[[ Data extracts, beginning ]]

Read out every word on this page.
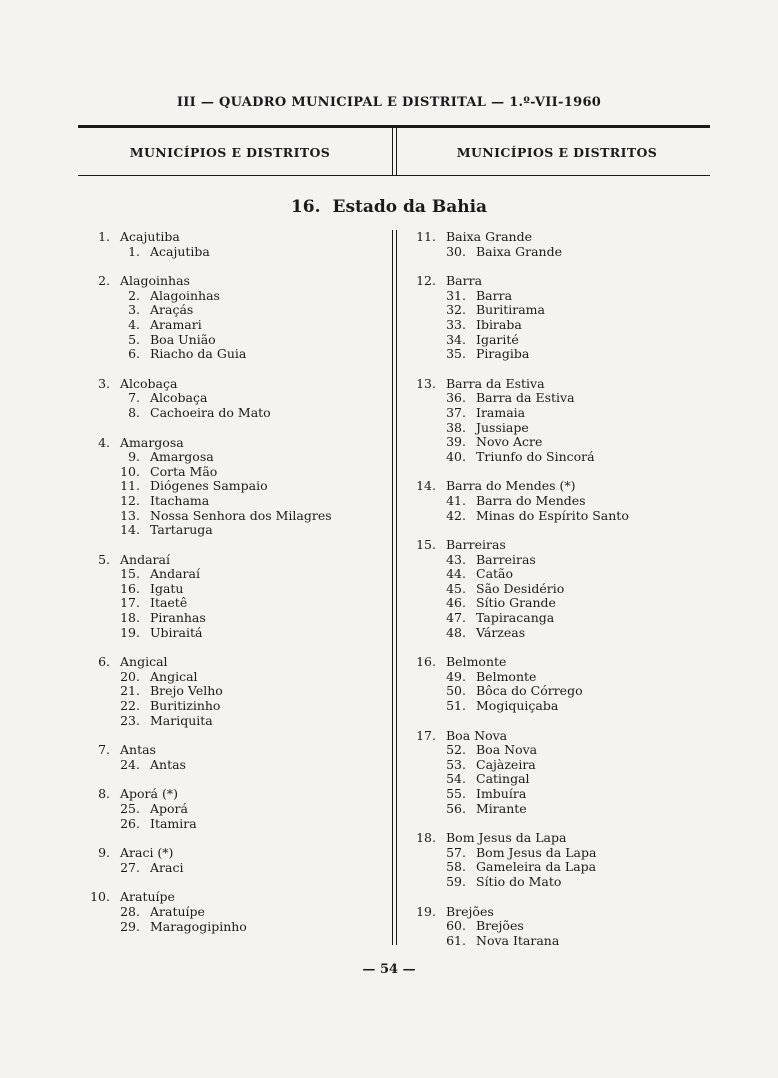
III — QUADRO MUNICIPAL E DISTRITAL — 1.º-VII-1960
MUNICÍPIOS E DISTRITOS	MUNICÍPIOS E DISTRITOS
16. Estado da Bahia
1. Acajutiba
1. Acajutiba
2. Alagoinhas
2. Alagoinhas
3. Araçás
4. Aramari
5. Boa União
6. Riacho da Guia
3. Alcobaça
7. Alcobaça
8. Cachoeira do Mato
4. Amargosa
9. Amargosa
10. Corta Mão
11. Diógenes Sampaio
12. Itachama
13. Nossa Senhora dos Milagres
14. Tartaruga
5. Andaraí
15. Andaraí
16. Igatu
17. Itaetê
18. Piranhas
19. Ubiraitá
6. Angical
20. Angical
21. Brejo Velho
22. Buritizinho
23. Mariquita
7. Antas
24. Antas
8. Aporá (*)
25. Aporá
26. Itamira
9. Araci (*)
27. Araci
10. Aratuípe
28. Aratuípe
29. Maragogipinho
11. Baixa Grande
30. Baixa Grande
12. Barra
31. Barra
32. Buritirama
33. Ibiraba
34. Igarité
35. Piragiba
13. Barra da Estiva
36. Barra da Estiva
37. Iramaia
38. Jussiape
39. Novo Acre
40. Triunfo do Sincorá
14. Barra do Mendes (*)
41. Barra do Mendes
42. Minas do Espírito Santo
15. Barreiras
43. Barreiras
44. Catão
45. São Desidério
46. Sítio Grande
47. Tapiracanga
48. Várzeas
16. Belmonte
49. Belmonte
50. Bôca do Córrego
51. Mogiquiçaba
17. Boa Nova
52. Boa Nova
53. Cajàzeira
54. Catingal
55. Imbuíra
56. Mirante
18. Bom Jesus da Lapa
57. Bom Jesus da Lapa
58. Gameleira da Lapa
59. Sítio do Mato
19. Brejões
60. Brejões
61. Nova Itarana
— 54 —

[[ Data extracts, end ]]

> _Prompt_
Copy out every line above, word for word, minus images.

> _Solution to this exercise_
Read out every word on this page.
III — QUADRO MUNICIPAL E DISTRITAL — 1.º-VII-1960
MUNICÍPIOS E DISTRITOS	MUNICÍPIOS E DISTRITOS
16. Estado da Bahia
1. Acajutiba
1. Acajutiba
2. Alagoinhas
2. Alagoinhas
3. Araçás
4. Aramari
5. Boa União
6. Riacho da Guia
3. Alcobaça
7. Alcobaça
8. Cachoeira do Mato
4. Amargosa
9. Amargosa
10. Corta Mão
11. Diógenes Sampaio
12. Itachama
13. Nossa Senhora dos Milagres
14. Tartaruga
5. Andaraí
15. Andaraí
16. Igatu
17. Itaetê
18. Piranhas
19. Ubiraitá
6. Angical
20. Angical
21. Brejo Velho
22. Buritizinho
23. Mariquita
7. Antas
24. Antas
8. Aporá (*)
25. Aporá
26. Itamira
9. Araci (*)
27. Araci
10. Aratuípe
28. Aratuípe
29. Maragogipinho
11. Baixa Grande
30. Baixa Grande
12. Barra
31. Barra
32. Buritirama
33. Ibiraba
34. Igarité
35. Piragiba
13. Barra da Estiva
36. Barra da Estiva
37. Iramaia
38. Jussiape
39. Novo Acre
40. Triunfo do Sincorá
14. Barra do Mendes (*)
41. Barra do Mendes
42. Minas do Espírito Santo
15. Barreiras
43. Barreiras
44. Catão
45. São Desidério
46. Sítio Grande
47. Tapiracanga
48. Várzeas
16. Belmonte
49. Belmonte
50. Bôca do Córrego
51. Mogiquiçaba
17. Boa Nova
52. Boa Nova
53. Cajàzeira
54. Catingal
55. Imbuíra
56. Mirante
18. Bom Jesus da Lapa
57. Bom Jesus da Lapa
58. Gameleira da Lapa
59. Sítio do Mato
19. Brejões
60. Brejões
61. Nova Itarana
— 54 —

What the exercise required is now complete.